Records from a collection
— start —
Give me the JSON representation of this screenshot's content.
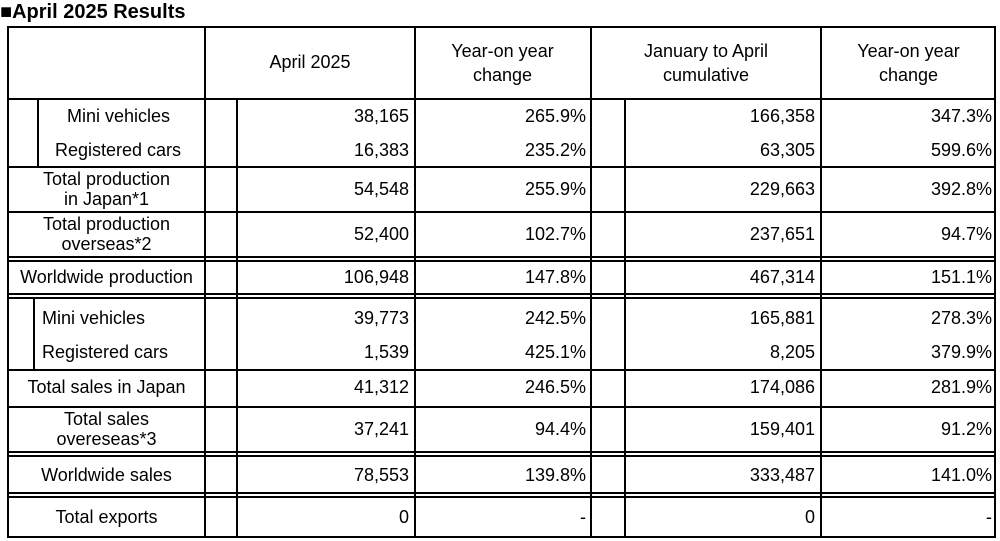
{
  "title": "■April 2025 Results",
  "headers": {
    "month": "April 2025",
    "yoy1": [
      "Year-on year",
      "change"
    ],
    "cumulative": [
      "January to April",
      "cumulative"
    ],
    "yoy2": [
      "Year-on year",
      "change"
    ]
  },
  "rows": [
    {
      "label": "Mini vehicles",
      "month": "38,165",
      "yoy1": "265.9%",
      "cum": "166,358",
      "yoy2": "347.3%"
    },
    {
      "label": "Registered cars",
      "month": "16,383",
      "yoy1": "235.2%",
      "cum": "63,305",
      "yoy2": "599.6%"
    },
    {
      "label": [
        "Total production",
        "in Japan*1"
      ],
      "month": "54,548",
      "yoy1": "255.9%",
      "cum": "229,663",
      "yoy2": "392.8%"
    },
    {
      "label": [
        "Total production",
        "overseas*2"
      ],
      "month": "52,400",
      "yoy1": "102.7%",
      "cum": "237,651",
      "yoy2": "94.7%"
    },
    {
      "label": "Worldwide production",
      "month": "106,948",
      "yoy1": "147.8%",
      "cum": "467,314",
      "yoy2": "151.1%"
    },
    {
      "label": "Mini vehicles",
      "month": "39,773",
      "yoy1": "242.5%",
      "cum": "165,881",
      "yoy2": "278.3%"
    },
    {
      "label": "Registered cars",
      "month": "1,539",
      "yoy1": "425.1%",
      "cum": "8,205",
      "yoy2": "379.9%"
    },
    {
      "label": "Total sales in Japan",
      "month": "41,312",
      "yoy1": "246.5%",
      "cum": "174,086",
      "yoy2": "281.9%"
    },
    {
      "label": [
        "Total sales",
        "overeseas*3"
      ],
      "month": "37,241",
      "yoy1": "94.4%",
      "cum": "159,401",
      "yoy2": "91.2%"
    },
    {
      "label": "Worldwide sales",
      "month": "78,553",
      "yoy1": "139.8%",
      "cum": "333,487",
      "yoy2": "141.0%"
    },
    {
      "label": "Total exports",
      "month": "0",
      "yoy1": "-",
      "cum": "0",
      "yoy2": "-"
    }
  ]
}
— end —
— start —
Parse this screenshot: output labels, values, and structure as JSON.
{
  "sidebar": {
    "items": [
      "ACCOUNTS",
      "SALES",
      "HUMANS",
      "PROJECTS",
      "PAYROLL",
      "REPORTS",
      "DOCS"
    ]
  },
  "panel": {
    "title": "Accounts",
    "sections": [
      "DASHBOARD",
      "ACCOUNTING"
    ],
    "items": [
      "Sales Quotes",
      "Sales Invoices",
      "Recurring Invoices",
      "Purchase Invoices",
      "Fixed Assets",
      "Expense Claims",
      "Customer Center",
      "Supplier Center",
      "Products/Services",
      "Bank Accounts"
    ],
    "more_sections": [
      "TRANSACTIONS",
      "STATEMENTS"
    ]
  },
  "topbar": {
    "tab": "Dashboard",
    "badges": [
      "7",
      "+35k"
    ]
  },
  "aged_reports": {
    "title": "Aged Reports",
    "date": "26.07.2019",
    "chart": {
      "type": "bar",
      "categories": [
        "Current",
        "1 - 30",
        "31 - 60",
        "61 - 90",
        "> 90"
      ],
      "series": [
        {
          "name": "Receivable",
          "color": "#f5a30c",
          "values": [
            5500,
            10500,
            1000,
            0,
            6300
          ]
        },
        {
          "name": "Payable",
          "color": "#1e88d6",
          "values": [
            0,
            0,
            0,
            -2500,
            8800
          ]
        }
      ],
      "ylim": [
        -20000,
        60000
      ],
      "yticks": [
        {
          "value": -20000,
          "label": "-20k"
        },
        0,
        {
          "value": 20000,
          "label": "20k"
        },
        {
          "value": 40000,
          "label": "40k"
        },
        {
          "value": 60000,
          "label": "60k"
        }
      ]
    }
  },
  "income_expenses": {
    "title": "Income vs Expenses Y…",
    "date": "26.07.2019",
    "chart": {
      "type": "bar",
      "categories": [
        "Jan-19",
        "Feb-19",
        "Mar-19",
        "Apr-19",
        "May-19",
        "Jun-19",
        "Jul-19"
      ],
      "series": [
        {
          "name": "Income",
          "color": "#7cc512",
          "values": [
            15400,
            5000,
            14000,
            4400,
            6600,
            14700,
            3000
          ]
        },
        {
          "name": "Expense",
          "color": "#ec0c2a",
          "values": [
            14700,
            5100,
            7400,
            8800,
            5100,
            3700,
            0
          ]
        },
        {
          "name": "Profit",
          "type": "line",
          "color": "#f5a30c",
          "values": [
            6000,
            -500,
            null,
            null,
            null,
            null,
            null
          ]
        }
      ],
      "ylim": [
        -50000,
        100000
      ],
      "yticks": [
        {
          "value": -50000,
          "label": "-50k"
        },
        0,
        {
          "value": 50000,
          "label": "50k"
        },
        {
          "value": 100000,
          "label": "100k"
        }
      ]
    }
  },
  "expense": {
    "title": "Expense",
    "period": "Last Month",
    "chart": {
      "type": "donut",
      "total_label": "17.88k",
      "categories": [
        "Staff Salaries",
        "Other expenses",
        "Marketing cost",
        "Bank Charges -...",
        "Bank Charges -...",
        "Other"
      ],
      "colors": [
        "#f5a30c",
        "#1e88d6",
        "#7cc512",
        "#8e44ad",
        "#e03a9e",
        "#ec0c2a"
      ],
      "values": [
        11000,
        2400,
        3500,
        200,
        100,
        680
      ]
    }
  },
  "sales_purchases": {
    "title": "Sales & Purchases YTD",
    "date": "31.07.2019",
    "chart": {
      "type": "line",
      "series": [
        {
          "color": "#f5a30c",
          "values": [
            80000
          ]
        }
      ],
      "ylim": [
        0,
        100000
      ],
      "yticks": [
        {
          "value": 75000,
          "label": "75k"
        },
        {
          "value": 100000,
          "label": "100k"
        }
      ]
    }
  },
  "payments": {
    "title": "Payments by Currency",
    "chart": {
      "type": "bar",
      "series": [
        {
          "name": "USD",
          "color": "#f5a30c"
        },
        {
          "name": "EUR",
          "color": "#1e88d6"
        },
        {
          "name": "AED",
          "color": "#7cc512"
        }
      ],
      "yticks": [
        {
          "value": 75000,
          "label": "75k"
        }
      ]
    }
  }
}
— end —
[Task requirements] Find the lines above that contain the word "name" and collect them.

[Result of the exercise]
          "name": "Receivable",
          "name": "Payable",
          "name": "Income",
          "name": "Expense",
          "name": "Profit",
          "name": "USD",
          "name": "EUR",
          "name": "AED",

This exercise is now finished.